=== Dataset excerpts ===
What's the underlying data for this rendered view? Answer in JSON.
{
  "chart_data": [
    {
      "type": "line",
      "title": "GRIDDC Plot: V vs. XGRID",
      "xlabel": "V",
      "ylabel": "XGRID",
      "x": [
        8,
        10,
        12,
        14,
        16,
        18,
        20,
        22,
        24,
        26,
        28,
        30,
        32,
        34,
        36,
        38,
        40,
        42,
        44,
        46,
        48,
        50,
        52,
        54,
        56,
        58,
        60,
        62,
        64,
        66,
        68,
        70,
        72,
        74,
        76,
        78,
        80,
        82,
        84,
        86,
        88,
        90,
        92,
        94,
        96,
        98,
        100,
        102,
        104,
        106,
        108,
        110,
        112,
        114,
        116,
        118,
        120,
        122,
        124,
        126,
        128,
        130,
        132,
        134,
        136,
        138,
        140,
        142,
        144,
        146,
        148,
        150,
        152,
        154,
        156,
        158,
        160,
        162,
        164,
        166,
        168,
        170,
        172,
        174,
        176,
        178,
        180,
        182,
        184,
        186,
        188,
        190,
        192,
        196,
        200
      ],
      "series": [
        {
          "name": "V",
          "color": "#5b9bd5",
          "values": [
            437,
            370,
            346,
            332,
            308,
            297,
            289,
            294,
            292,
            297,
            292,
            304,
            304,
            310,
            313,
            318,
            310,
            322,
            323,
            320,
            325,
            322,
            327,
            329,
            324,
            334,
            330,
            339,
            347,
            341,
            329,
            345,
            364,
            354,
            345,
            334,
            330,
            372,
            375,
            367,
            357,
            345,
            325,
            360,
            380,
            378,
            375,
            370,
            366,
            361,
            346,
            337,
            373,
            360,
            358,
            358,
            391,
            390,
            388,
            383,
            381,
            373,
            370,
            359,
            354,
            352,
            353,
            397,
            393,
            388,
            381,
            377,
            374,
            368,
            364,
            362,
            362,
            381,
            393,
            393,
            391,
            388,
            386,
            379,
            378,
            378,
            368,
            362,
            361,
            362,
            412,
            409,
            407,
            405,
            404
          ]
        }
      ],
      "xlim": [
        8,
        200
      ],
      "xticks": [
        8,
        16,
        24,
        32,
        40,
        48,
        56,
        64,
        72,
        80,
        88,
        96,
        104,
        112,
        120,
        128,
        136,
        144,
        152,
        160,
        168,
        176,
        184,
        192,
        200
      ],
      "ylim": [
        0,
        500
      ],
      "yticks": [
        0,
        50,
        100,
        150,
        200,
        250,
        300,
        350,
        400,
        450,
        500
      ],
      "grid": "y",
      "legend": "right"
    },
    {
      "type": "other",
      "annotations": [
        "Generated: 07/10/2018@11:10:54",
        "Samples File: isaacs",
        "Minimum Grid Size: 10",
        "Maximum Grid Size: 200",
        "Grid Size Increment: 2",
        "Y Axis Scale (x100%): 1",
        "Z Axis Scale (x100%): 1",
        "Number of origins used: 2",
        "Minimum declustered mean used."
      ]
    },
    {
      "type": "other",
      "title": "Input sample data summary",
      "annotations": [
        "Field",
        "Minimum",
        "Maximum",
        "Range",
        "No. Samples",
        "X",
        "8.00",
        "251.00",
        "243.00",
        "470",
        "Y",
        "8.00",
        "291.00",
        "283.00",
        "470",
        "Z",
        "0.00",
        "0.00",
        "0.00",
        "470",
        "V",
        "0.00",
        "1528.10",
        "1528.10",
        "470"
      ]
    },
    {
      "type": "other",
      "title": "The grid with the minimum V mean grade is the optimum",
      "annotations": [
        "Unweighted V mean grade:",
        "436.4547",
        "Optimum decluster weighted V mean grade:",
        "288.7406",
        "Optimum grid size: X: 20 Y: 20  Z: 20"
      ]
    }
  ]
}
===
__To be done__.
Reproduce the material above, every line of it, exactly.

__Correct output__.
What's the underlying data for this rendered view? Answer in JSON.
{
  "chart_data": [
    {
      "type": "line",
      "title": "GRIDDC Plot: V vs. XGRID",
      "xlabel": "V",
      "ylabel": "XGRID",
      "x": [
        8,
        10,
        12,
        14,
        16,
        18,
        20,
        22,
        24,
        26,
        28,
        30,
        32,
        34,
        36,
        38,
        40,
        42,
        44,
        46,
        48,
        50,
        52,
        54,
        56,
        58,
        60,
        62,
        64,
        66,
        68,
        70,
        72,
        74,
        76,
        78,
        80,
        82,
        84,
        86,
        88,
        90,
        92,
        94,
        96,
        98,
        100,
        102,
        104,
        106,
        108,
        110,
        112,
        114,
        116,
        118,
        120,
        122,
        124,
        126,
        128,
        130,
        132,
        134,
        136,
        138,
        140,
        142,
        144,
        146,
        148,
        150,
        152,
        154,
        156,
        158,
        160,
        162,
        164,
        166,
        168,
        170,
        172,
        174,
        176,
        178,
        180,
        182,
        184,
        186,
        188,
        190,
        192,
        196,
        200
      ],
      "series": [
        {
          "name": "V",
          "color": "#5b9bd5",
          "values": [
            437,
            370,
            346,
            332,
            308,
            297,
            289,
            294,
            292,
            297,
            292,
            304,
            304,
            310,
            313,
            318,
            310,
            322,
            323,
            320,
            325,
            322,
            327,
            329,
            324,
            334,
            330,
            339,
            347,
            341,
            329,
            345,
            364,
            354,
            345,
            334,
            330,
            372,
            375,
            367,
            357,
            345,
            325,
            360,
            380,
            378,
            375,
            370,
            366,
            361,
            346,
            337,
            373,
            360,
            358,
            358,
            391,
            390,
            388,
            383,
            381,
            373,
            370,
            359,
            354,
            352,
            353,
            397,
            393,
            388,
            381,
            377,
            374,
            368,
            364,
            362,
            362,
            381,
            393,
            393,
            391,
            388,
            386,
            379,
            378,
            378,
            368,
            362,
            361,
            362,
            412,
            409,
            407,
            405,
            404
          ]
        }
      ],
      "xlim": [
        8,
        200
      ],
      "xticks": [
        8,
        16,
        24,
        32,
        40,
        48,
        56,
        64,
        72,
        80,
        88,
        96,
        104,
        112,
        120,
        128,
        136,
        144,
        152,
        160,
        168,
        176,
        184,
        192,
        200
      ],
      "ylim": [
        0,
        500
      ],
      "yticks": [
        0,
        50,
        100,
        150,
        200,
        250,
        300,
        350,
        400,
        450,
        500
      ],
      "grid": "y",
      "legend": "right"
    },
    {
      "type": "other",
      "annotations": [
        "Generated: 07/10/2018@11:10:54",
        "Samples File: isaacs",
        "Minimum Grid Size: 10",
        "Maximum Grid Size: 200",
        "Grid Size Increment: 2",
        "Y Axis Scale (x100%): 1",
        "Z Axis Scale (x100%): 1",
        "Number of origins used: 2",
        "Minimum declustered mean used."
      ]
    },
    {
      "type": "other",
      "title": "Input sample data summary",
      "annotations": [
        "Field",
        "Minimum",
        "Maximum",
        "Range",
        "No. Samples",
        "X",
        "8.00",
        "251.00",
        "243.00",
        "470",
        "Y",
        "8.00",
        "291.00",
        "283.00",
        "470",
        "Z",
        "0.00",
        "0.00",
        "0.00",
        "470",
        "V",
        "0.00",
        "1528.10",
        "1528.10",
        "470"
      ]
    },
    {
      "type": "other",
      "title": "The grid with the minimum V mean grade is the optimum",
      "annotations": [
        "Unweighted V mean grade:",
        "436.4547",
        "Optimum decluster weighted V mean grade:",
        "288.7406",
        "Optimum grid size: X: 20 Y: 20  Z: 20"
      ]
    }
  ]
}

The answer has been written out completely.